(Entries taken from a collection)
** Start **

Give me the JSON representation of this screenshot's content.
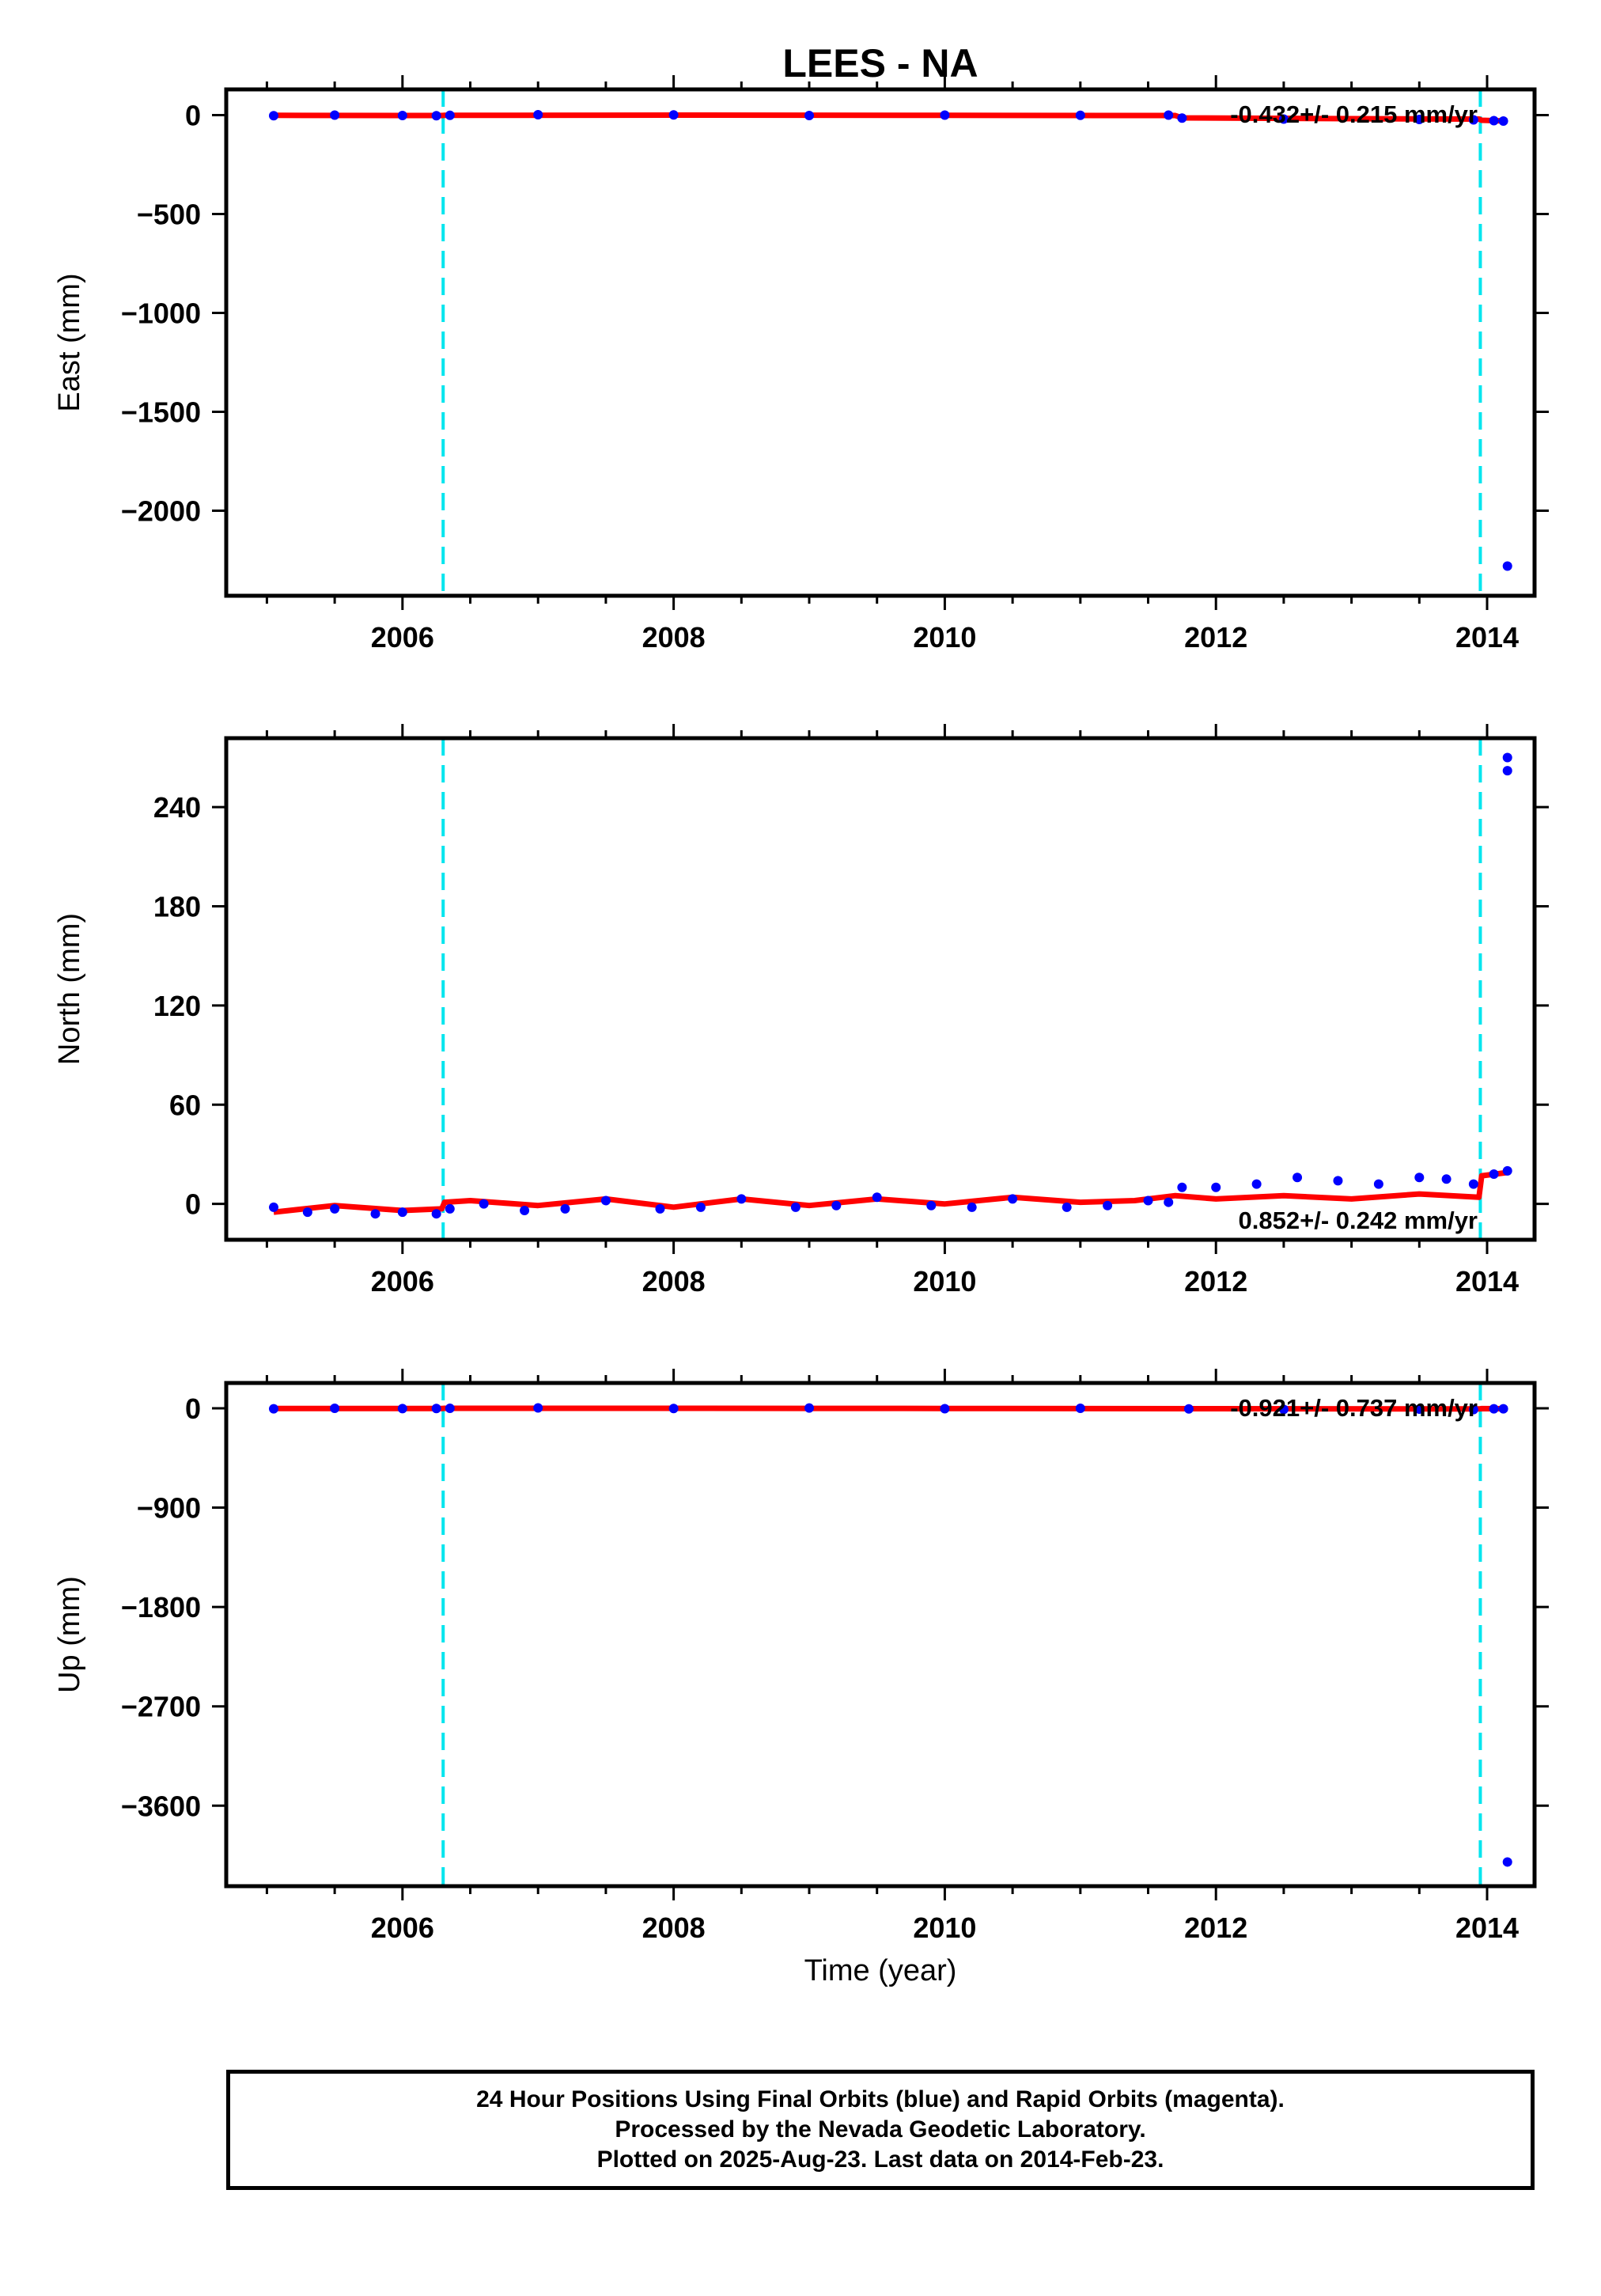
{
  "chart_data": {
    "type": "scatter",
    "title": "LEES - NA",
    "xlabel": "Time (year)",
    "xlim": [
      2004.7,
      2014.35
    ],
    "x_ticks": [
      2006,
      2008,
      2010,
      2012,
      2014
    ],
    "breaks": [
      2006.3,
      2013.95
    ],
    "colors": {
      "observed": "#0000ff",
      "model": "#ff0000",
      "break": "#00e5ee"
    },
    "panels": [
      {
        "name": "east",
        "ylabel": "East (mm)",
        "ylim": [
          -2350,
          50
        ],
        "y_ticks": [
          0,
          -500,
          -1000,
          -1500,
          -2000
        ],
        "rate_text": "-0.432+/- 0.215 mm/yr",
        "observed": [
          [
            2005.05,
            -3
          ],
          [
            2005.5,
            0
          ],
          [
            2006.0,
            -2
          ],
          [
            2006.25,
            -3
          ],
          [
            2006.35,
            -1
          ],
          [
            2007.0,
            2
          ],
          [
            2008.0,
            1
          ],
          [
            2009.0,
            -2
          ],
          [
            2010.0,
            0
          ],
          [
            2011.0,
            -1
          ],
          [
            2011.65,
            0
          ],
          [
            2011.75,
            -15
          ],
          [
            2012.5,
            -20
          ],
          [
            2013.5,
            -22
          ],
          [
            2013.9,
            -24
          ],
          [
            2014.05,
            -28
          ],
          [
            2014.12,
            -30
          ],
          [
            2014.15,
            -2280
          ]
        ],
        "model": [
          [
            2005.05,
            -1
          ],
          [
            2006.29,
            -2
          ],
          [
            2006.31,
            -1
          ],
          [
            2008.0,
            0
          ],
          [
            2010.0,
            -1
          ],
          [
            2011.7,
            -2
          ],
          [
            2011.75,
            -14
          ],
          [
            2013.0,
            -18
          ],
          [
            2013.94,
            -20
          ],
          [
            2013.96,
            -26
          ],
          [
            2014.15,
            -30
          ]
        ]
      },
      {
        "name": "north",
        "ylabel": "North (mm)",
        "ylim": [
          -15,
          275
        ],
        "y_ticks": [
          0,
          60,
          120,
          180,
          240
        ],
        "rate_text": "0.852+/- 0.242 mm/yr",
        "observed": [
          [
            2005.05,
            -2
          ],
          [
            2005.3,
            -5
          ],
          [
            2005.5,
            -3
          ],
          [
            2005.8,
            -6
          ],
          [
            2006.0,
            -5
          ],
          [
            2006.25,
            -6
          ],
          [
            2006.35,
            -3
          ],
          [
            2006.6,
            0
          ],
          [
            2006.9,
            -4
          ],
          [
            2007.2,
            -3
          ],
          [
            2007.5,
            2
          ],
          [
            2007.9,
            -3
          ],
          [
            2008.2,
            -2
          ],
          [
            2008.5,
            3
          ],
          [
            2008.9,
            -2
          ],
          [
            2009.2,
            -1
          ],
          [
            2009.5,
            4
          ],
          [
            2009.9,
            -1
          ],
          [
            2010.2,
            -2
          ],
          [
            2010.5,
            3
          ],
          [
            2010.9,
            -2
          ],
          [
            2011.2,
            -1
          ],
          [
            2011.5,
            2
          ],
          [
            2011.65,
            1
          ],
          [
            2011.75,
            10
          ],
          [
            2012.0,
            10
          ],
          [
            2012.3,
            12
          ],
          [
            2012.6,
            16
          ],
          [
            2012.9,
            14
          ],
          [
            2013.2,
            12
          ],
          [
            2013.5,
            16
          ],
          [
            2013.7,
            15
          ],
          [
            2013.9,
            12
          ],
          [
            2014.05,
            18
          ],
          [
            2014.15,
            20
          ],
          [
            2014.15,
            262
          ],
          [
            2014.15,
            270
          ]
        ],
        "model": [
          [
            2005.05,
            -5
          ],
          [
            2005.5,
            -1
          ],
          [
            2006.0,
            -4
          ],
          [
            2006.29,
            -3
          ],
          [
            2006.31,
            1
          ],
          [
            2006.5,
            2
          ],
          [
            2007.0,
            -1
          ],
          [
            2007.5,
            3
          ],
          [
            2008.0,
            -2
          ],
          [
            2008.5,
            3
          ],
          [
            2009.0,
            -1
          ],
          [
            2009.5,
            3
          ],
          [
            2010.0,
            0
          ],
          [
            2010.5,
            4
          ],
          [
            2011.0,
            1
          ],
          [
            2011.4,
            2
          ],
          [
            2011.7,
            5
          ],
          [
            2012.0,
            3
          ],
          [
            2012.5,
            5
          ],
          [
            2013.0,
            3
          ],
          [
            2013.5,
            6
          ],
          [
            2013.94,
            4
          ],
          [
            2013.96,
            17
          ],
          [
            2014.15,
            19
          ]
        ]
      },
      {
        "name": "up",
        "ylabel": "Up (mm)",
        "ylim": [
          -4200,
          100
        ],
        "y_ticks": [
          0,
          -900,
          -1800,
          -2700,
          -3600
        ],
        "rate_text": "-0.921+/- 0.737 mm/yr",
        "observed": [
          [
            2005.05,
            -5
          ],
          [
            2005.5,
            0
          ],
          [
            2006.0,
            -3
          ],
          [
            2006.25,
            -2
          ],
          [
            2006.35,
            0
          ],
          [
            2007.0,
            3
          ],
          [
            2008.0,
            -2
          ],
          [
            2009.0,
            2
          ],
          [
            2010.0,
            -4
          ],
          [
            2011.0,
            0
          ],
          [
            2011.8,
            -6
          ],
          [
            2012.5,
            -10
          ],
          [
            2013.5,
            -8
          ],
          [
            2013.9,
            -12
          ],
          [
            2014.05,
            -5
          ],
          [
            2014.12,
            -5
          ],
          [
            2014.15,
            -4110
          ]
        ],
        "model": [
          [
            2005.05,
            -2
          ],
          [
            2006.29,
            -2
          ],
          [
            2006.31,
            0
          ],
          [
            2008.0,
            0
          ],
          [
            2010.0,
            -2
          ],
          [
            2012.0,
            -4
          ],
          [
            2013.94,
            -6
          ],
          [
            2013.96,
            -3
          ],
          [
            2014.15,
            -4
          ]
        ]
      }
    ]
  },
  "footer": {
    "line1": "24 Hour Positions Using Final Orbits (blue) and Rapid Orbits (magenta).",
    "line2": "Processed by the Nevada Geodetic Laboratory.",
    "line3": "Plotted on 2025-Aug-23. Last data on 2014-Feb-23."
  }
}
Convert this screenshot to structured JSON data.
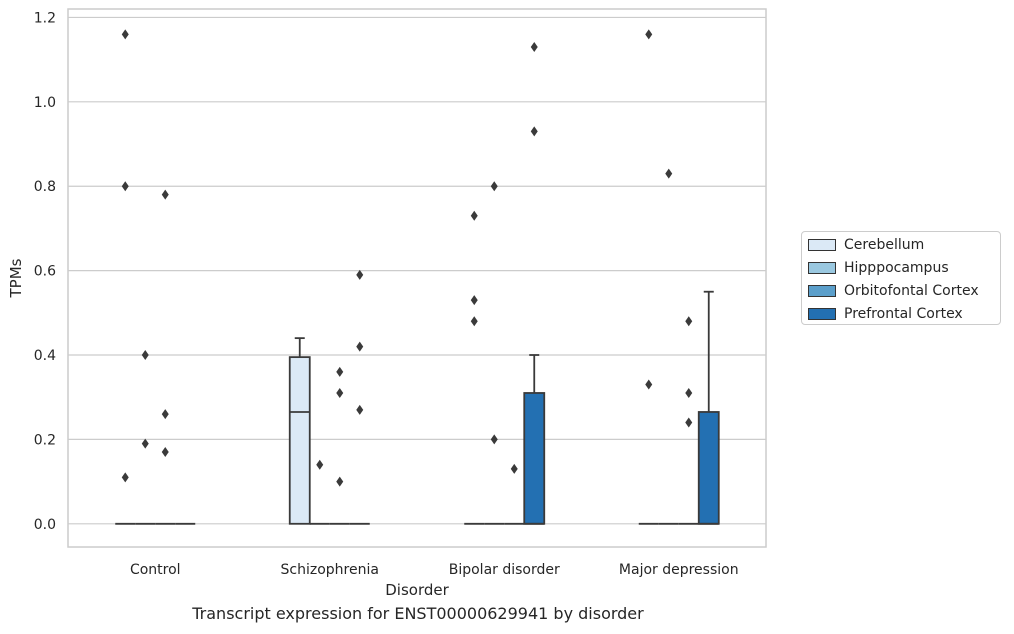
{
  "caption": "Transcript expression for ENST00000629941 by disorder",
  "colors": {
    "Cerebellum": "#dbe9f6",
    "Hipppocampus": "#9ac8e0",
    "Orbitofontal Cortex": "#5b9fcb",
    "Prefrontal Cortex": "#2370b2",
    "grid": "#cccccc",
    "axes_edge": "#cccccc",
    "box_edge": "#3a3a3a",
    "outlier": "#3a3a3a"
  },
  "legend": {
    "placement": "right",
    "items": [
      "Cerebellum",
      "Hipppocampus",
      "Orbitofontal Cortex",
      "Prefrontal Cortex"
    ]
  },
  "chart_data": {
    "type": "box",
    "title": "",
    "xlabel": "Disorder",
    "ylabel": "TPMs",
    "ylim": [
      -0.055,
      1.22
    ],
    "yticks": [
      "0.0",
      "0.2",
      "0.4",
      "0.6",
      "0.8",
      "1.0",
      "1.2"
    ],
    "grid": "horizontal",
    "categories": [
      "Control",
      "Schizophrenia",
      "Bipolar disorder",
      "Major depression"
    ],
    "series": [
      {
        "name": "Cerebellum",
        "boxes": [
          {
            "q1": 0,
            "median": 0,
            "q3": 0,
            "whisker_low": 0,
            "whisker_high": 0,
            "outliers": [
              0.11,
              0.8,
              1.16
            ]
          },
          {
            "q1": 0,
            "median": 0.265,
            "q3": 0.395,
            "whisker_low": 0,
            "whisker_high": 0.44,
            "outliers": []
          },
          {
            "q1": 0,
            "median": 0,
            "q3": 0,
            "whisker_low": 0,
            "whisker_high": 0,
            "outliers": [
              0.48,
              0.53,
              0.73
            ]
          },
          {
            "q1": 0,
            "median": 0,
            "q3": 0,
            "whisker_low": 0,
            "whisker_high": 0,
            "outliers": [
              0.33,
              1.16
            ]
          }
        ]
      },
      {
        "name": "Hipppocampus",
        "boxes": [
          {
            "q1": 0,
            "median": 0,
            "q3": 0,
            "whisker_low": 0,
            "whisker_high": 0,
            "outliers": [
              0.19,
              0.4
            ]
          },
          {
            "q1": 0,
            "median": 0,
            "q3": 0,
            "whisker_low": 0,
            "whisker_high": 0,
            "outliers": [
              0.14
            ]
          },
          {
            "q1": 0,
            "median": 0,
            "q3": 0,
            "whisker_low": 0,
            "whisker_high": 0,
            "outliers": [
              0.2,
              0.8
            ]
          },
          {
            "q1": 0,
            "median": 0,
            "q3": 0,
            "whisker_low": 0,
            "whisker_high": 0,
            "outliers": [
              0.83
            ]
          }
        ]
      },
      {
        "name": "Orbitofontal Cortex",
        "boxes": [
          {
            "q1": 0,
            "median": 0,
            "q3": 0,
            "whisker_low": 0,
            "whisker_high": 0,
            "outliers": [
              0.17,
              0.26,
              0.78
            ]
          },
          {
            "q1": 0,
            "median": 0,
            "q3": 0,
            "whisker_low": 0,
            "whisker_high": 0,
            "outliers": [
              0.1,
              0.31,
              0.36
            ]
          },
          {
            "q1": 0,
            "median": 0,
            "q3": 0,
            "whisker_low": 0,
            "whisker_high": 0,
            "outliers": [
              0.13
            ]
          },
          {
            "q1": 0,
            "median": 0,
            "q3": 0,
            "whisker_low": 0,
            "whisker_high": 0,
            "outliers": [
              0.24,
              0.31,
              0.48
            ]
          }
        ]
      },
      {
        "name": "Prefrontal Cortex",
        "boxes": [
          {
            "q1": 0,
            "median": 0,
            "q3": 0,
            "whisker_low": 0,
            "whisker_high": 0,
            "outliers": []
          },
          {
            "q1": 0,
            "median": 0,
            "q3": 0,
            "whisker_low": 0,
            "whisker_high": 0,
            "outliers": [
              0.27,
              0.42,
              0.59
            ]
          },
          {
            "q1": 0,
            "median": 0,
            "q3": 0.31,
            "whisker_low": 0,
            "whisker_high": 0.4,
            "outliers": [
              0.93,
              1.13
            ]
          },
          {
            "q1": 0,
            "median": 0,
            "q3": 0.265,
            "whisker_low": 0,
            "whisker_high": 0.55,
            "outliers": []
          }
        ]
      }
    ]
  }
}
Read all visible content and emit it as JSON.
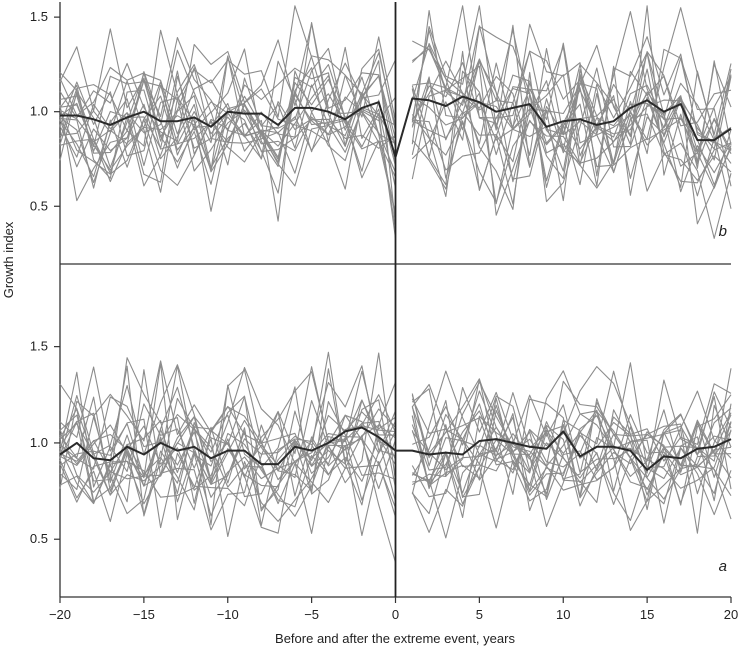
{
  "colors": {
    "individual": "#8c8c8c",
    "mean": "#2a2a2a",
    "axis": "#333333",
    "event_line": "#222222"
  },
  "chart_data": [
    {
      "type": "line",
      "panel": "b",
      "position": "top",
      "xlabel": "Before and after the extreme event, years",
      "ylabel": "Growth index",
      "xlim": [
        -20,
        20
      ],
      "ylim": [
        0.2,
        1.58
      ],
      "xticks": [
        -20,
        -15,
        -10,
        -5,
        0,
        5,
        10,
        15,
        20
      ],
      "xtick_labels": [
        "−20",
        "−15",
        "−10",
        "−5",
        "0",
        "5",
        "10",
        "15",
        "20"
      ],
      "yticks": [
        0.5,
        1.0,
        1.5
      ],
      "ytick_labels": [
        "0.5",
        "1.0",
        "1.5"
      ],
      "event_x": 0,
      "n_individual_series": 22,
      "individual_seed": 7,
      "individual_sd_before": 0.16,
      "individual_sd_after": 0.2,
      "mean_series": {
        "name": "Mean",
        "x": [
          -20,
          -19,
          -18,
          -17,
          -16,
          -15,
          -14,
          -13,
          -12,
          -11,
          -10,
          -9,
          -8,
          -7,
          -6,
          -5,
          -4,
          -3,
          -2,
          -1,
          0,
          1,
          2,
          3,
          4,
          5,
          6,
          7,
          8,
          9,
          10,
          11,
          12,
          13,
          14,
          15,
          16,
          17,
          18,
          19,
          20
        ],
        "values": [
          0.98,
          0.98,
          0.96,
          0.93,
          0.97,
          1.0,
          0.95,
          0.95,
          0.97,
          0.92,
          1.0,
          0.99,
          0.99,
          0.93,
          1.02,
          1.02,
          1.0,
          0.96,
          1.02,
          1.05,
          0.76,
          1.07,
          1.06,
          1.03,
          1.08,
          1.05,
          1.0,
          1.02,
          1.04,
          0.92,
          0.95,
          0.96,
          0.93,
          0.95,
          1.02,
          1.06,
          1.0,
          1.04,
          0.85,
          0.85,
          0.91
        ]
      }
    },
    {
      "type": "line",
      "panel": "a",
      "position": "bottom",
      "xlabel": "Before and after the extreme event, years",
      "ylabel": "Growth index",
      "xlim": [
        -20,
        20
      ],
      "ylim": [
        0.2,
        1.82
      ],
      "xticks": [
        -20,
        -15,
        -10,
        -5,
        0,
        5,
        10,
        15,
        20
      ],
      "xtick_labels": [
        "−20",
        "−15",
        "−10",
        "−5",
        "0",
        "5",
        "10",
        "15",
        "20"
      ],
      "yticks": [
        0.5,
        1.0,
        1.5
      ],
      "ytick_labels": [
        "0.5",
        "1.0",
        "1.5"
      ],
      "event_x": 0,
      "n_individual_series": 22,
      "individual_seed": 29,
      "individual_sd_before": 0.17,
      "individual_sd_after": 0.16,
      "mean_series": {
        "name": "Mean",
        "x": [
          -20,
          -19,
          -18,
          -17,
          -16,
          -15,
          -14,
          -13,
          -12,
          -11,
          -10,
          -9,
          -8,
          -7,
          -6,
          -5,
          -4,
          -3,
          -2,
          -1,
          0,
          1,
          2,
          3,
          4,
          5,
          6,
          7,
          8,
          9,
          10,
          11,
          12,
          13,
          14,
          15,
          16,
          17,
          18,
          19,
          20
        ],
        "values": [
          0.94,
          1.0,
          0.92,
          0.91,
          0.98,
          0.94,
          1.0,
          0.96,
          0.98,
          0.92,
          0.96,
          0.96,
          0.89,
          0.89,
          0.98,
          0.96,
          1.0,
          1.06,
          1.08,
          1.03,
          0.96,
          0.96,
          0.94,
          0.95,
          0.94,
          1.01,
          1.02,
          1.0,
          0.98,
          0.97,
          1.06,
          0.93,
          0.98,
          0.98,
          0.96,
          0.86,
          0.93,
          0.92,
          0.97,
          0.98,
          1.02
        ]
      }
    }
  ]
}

** End **

What this task involves
Pick out the lines that have the word "screenshot". Copy them all.

Answer for this exercise
Give me the JSON representation of this screenshot's content.
Convert this screenshot to structured JSON data.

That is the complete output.